#### Text block
A dish that sticks to your ribs on cold windy days! This is a meal in a pot! From "Cook Now-Serve Later".

Provided by Sharon123

Categories     Stew

Time 1h50m

Yield 4 serving(s)

Number Of Ingredients 20

1 (2 1/2 lb) chicken, cut into 8 pieces
1 teaspoon salt
1/2 teaspoon pepper
2 tablespoons butter or 2 tablespoons margarine
2 leeks, sliced 1/2 inch thick
2 medium carrots, peeled and sliced 1/2 inch thick
2 stalks celery, with leaves,sliced 1/2 inch thick
1 medium yellow onion, thinly sliced
6 sprigs parsley
2 sprigs fresh thyme or 1/2 teaspoon dried thyme, crumbled
5 whole cloves
1/4 teaspoon ground nutmeg
4 cups chicken stock or 4 cups canned chicken broth
1 quart water
1/2 cup medium pearl barley
2 egg yolks
2 tablespoons heavy cream
2 tablespoons lemon juice
2 tablespoons minced parsley, to garnish (optional)
4 thin lemon slices, to garnish (optional)

Steps:

  • Sprinkle the chicken pieces with 1/2 teaspoons of the salt and pepper.
  • Set aside.
  • Melt the butter in a large, heavy, flameproof casserole over low heat.
  • Remove from the heat and add the leeks, carrots, celery, and onion, arranging them in a bed.
  • Place the parsley and thyme sprigs on top; then add the chicken, arranging the pieces in a single layer.
  • Sprinkle the cloves and nutmeg over all.
  • Cover and cook over moderately low heat for 10 minutes.
########
#### Data shown
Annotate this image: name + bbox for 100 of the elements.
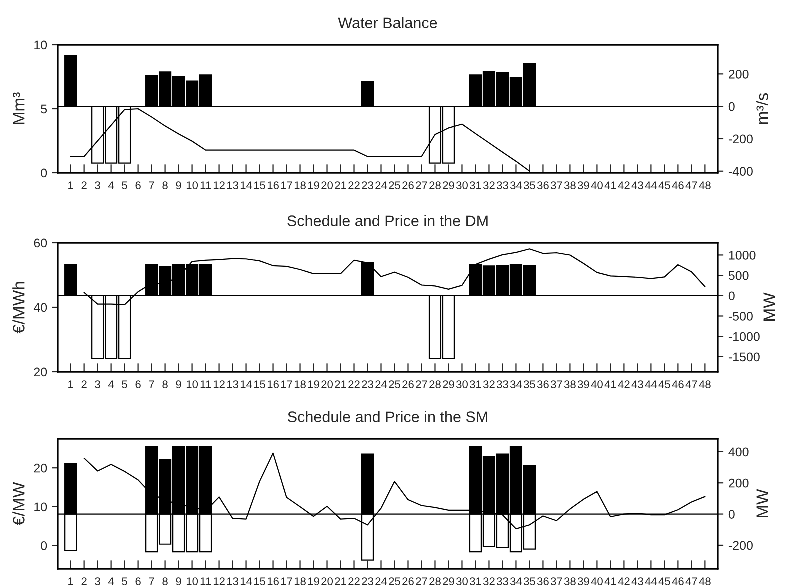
########
Using the chicken stew recipe, say whether each statement agrees with it, answering yes or no and quoting the words that decide it: (a) The recipe makes four servings. (b) The butter is melted over high heat. (c) The cloves and nutmeg are sprinkled over everything. The material has nothing to do with the chicken stew recipe.

### [Reply]
(a) Yes: "Yield 4 serving(s)"
(b) No: "Melt the butter in a large, heavy, flameproof casserole over low heat."
(c) Yes: "Sprinkle the cloves and nutmeg over all."